Data in this exercise:
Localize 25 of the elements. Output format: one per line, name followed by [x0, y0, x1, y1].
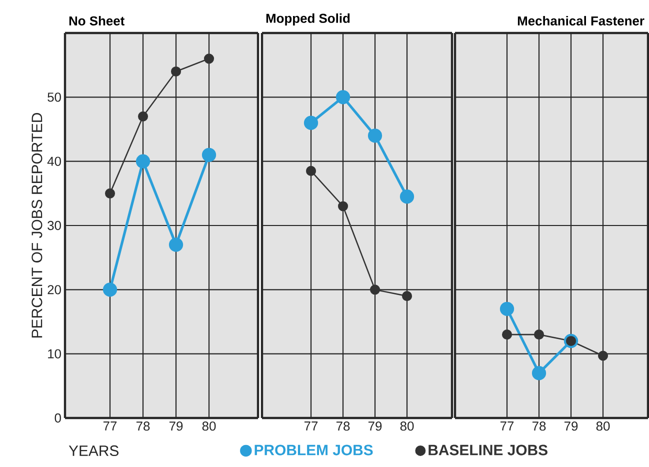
x-tick-label: 80 — [400, 422, 414, 431]
x-axis-title: YEARS — [68, 445, 118, 456]
y-tick-label: 0 — [54, 413, 61, 423]
x-tick-label: 79 — [368, 422, 382, 431]
chart-title: Mopped Solid — [266, 13, 350, 26]
x-tick-label: 77 — [304, 422, 318, 430]
legend-label: BASELINE JOBS — [428, 444, 548, 456]
y-axis-title: PERCENT OF JOBS REPORTED — [32, 112, 42, 338]
x-tick-label: 78 — [136, 422, 150, 431]
x-tick-label: 79 — [169, 422, 183, 431]
y-tick-label: 30 — [48, 220, 61, 230]
x-tick-label: 80 — [202, 422, 216, 431]
x-tick-label: 78 — [336, 422, 350, 431]
y-tick-label: 40 — [47, 156, 61, 166]
chart-title: Mechanical Fastener — [518, 16, 644, 26]
x-tick-label: 77 — [103, 422, 117, 430]
legend-label: PROBLEM JOBS — [254, 444, 373, 456]
y-tick-label: 10 — [48, 349, 61, 358]
y-tick-label: 20 — [48, 285, 61, 294]
x-tick-label: 77 — [500, 422, 514, 430]
x-tick-label: 79 — [564, 422, 578, 431]
x-tick-label: 80 — [596, 422, 610, 431]
chart-title: No Sheet — [69, 16, 124, 26]
x-tick-label: 78 — [532, 422, 546, 431]
y-tick-label: 50 — [48, 92, 61, 102]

Aim:
Turn all the records above into a single numbered list with one line per entry and no blank lines, leaving out the pictures.

Answer to the exercise:
1. Localize 25 of the elements. Output format: one per line, name followed by [x0, y0, x1, y1].
2. x-tick-label: 80 — [400, 422, 414, 431]
3. x-axis-title: YEARS — [68, 445, 118, 456]
4. y-tick-label: 0 — [54, 413, 61, 423]
5. x-tick-label: 79 — [368, 422, 382, 431]
6. chart-title: Mopped Solid — [266, 13, 350, 26]
7. x-tick-label: 77 — [304, 422, 318, 430]
8. legend-label: BASELINE JOBS — [428, 444, 548, 456]
9. y-axis-title: PERCENT OF JOBS REPORTED — [32, 112, 42, 338]
10. x-tick-label: 78 — [136, 422, 150, 431]
11. x-tick-label: 79 — [169, 422, 183, 431]
12. y-tick-label: 30 — [48, 220, 61, 230]
13. x-tick-label: 80 — [202, 422, 216, 431]
14. x-tick-label: 78 — [336, 422, 350, 431]
15. y-tick-label: 40 — [47, 156, 61, 166]
16. chart-title: Mechanical Fastener — [518, 16, 644, 26]
17. x-tick-label: 77 — [103, 422, 117, 430]
18. legend-label: PROBLEM JOBS — [254, 444, 373, 456]
19. y-tick-label: 10 — [48, 349, 61, 358]
20. y-tick-label: 20 — [48, 285, 61, 294]
21. x-tick-label: 77 — [500, 422, 514, 430]
22. x-tick-label: 79 — [564, 422, 578, 431]
23. x-tick-label: 80 — [596, 422, 610, 431]
24. chart-title: No Sheet — [69, 16, 124, 26]
25. x-tick-label: 78 — [532, 422, 546, 431]
26. y-tick-label: 50 — [48, 92, 61, 102]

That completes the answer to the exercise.